- _SET PROBLEM_: Continue the review of How to Train Your Highlander from the point where it stops.

- _PAGE_:
How to Train Your Highlander
Grade : D

Mary Elizabeth Waters lives up to her nickname, The Hellion of Hyde Park. A Scottish lass sent to mix with polite company at the insistence of her English mother, Mary Elizabeth has no time for the social constraints of polite society.  She mixes with everyone regardless of class; she rides like a demon, and dances reels with shameless vigor and wears knives strapped to her thighs.   All of these personality traits cause the members of the ton to blanch at her very presence, which is – happily - her main aim.  She desires a life of freedom among her doting da and their clan, and refuses to be cooped up in the shackles of wedded bliss just to satisfy the rules.  Sent to meet her mother’s dear friend the Duchess of Northumberland in the hope that she’ll make a happy match with the woman’s son, Mary Elizabeth plots her escape from their matchmaking.

Harold Charles Percy, the reclusive Duke of Northumberland, likes his garden and the open ocean more than he likes people.  Forever the quarry of fortune hunters, he wants nothing to do with his mother’s marriage plans and simply wants a woman who likes him for himself.  Though he’s attracted to Mary Elizabeth at first sight, he presumes her to be much like her title-seeking contemporaries and thus tries to avoid her after her arrival.

They meet (again, as their first meeting actually occurred in book two in the series) when Mary Elizabeth trips over the hole near an outdoor pathway into which he plans to transplant a rose bush, and her reaction is to pick up a shovel and help him finish the job – while he stares at her behind.  As per their earlier meeting, she assumes him to be a stable boy and he declines to correct her assumption so that he can get to know her better, though he’s still quite certain he doesn’t want to marry her.

When Mary Elizabeth comes upon a large, ill-tempered black stallion among the duchess’ cattle who also happens to be Harry’s favorite, she vows to ride him and Harry develops a sense of respect for her.  Unfortunately, he has vowed to marry the most undemanding woman possible, the sort who will leave him alone to his books, gardening, sailing and astronomical pursuits, and Mary Elizabeth is most certainly Not That.   Though he desperately tries to ignore the attraction he feels for her, Mary’s pert forcefulness is both invigorating and unusual to him.  For her part, Mary Elizabeth is impossibly attracted to Harry, firm awareness that marrying a commoner would be dangerous aside.  Further flirtation causes Harry’s motives to change; he fears a union with him will boil the wildness out of the girl.  Truths come out, relationships grow more difficult, and Mary Elizabeth and Harry develop two different schemes – she to seduce him and then run away home to Scotland after her mother orders her to marry Harry or return to London, he to contract a marriage between them behind her back.  Which one will win?

How to Train Your Highlander is a book-long battle between mildly charming prose and two of the most uncharming characters you’ll ever lay your eyes on.  On one level, one is apt to conclude that Harry and Mary Elizabeth deserve each other. On the other, who can stand them for long enough to watch them reach their HEA?

- _STORED ROWS_:
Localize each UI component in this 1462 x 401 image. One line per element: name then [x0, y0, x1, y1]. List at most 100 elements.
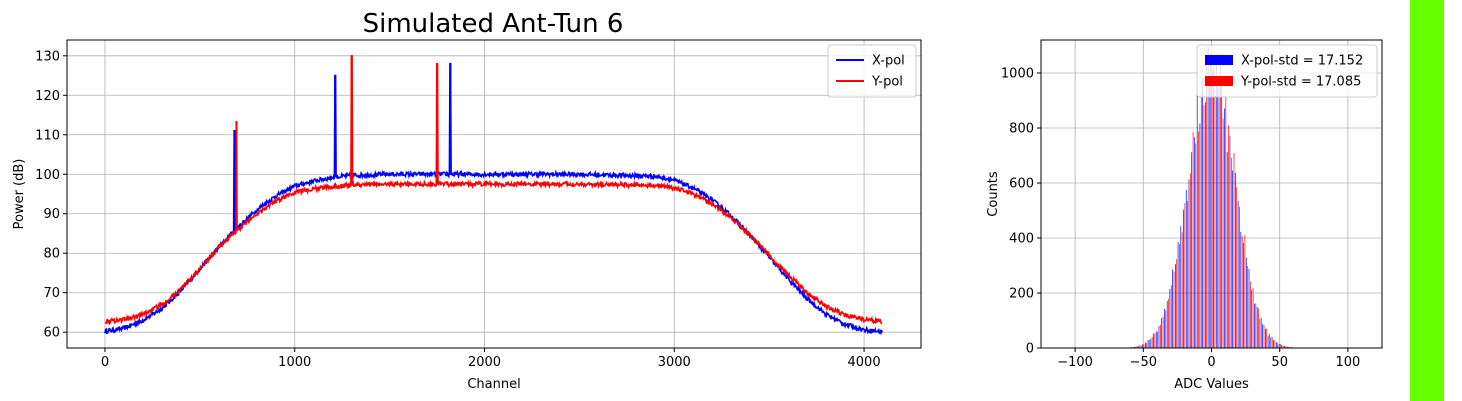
- histogram-bar: [1136, 346, 1138, 348]
- histogram-bar: [1265, 328, 1266, 348]
- histogram-bar: [1151, 336, 1153, 348]
- histogram-bar: [1206, 60, 1208, 349]
- histogram-bar: [1267, 335, 1269, 348]
- histogram-bar: [1145, 342, 1146, 348]
- histogram-bar: [1217, 83, 1218, 349]
- histogram-bar: [1221, 80, 1223, 349]
- spectrum-x-tick-label: 0: [101, 355, 109, 370]
- histogram-bar: [1256, 307, 1258, 348]
- histogram-bar: [1150, 338, 1152, 348]
- histogram-bar: [1172, 269, 1173, 348]
- histogram-bar: [1134, 346, 1135, 348]
- histogram-bar: [1149, 339, 1150, 348]
- histogram-bar: [1245, 257, 1247, 348]
- histogram-bar: [1260, 317, 1262, 348]
- histogram-bar: [1153, 333, 1154, 348]
- histogram-bar: [1241, 236, 1243, 348]
- histogram-bar: [1278, 344, 1280, 348]
- histogram-bar: [1194, 137, 1195, 348]
- histogram-bar: [1185, 189, 1187, 348]
- histogram-bar: [1158, 326, 1160, 348]
- histogram-bar: [1286, 346, 1288, 348]
- spectrum-y-tick-label: 100: [35, 168, 60, 183]
- histogram-bar: [1176, 259, 1178, 348]
- histogram-bar: [1177, 241, 1179, 348]
- histogram-bar: [1280, 343, 1281, 348]
- histogram-legend-label: Y-pol-std = 17.085: [1240, 75, 1361, 90]
- histogram-bar: [1195, 143, 1197, 348]
- histogram-x-axis-label: ADC Values: [1174, 377, 1249, 392]
- spectrum-y-tick-label: 90: [43, 207, 60, 222]
- histogram-legend: X-pol-std = 17.152 Y-pol-std = 17.085: [1196, 44, 1378, 98]
- histogram-bar: [1165, 310, 1167, 348]
- histogram-bar: [1220, 60, 1221, 348]
- histogram-bar: [1230, 157, 1232, 348]
- histogram-bar: [1160, 324, 1161, 348]
- histogram-bar: [1232, 170, 1233, 348]
- histogram-bar: [1254, 303, 1255, 348]
- histogram-bar: [1200, 90, 1202, 349]
- spectrum-x-tick-label: 2000: [468, 355, 501, 370]
- histogram-bar: [1282, 345, 1284, 348]
- histogram-bar: [1284, 345, 1285, 348]
- histogram-bar: [1143, 344, 1145, 348]
- histogram-bar: [1277, 342, 1278, 348]
- histogram-y-tick-label: 200: [1009, 287, 1034, 302]
- histogram-y-tick-label: 400: [1009, 232, 1034, 247]
- histogram-y-tick-label: 800: [1009, 122, 1034, 137]
- histogram-bar: [1266, 328, 1268, 348]
- histogram-bar: [1168, 298, 1169, 348]
- histogram-bar: [1229, 136, 1231, 348]
- spectrum-x-tick-label: 1000: [278, 355, 311, 370]
- histogram-bar: [1235, 172, 1236, 348]
- spectrum-chart-title: Simulated Ant-Tun 6: [363, 9, 624, 39]
- histogram-bar: [1233, 152, 1235, 348]
- histogram-bar: [1164, 309, 1165, 348]
- histogram-bar: [1207, 46, 1209, 349]
- histogram-bar: [1140, 345, 1142, 348]
- histogram-bar: [1183, 209, 1184, 348]
- histogram-y-tick-label: 0: [1026, 342, 1034, 357]
- histogram-x-tick-label: 50: [1271, 355, 1288, 370]
- histogram-bar: [1213, 68, 1214, 348]
- histogram-bar: [1214, 95, 1216, 348]
- histogram-bar: [1209, 80, 1210, 348]
- histogram-bar: [1198, 131, 1199, 348]
- histogram-bar: [1155, 331, 1157, 348]
- histogram-bar: [1243, 242, 1244, 348]
- spectrum-y-tick-label: 130: [35, 49, 60, 64]
- histogram-bar: [1262, 324, 1263, 348]
- histogram-x-tick-label: 100: [1335, 355, 1360, 370]
- histogram-bar: [1196, 94, 1198, 348]
- histogram-bar: [1162, 316, 1164, 348]
- histogram-bar: [1251, 289, 1253, 348]
- histogram-bar: [1142, 344, 1143, 348]
- histogram-bar: [1199, 123, 1201, 348]
- histogram-bar: [1180, 226, 1182, 348]
- histogram-bar: [1146, 342, 1148, 348]
- spectrum-y-tick-label: 110: [35, 128, 60, 143]
- histogram-x-tick-label: 0: [1207, 355, 1215, 370]
- spectrum-y-tick-label: 60: [43, 326, 60, 341]
- spectrum-x-tick-label: 4000: [848, 355, 881, 370]
- histogram-bar: [1285, 346, 1287, 348]
- spectrum-x-axis-label: Channel: [467, 377, 520, 392]
- histogram-bar: [1236, 186, 1238, 348]
- histogram-bar: [1263, 324, 1265, 348]
- status-bar: [1410, 0, 1444, 401]
- histogram-bar: [1275, 342, 1277, 348]
- histogram-bar: [1154, 333, 1156, 348]
- histogram-bar: [1203, 105, 1205, 348]
- histogram-bar: [1161, 317, 1163, 348]
- histogram-bar: [1225, 94, 1227, 349]
- histogram-bar: [1224, 108, 1225, 349]
- histogram-bar: [1222, 118, 1224, 348]
- histogram-bar: [1139, 345, 1141, 348]
- histogram-bar: [1210, 54, 1212, 349]
- histogram-bar: [1252, 287, 1254, 348]
- histogram-legend-swatch: [1205, 55, 1233, 65]
- histogram-bar: [1244, 234, 1246, 348]
- histogram-bar: [1184, 202, 1186, 348]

- _THE RESULT_:
Mary Elizabeth is your classic hoyden heroine with a love of horseflesh, swords and the outdoors.  She’s not an entirely terrible person, being salt of the earth and genuinely caring towards those around her, but this is balanced by an embarrassing streak of immaturity; she spends a good chunk of the novel behaving like an indiscreet child with a violent temper.   Logic is not her friend. How sensibility-adverse is she? It takes 146 pages for her to finally figure out the blatantly obvious truth that Harry is the Duke.  No, Harry’s not doing that good of a job of hiding his relationship to the his mother, the duchess.  And no, when the moment of realization does come, she doesn’t put the pieces together on her lonesome. She does have a life outside of the hero, and a love of her land and people, but that’s barely a reason to endure her brattiness.  She’s a shallow idiot ruled by her glands.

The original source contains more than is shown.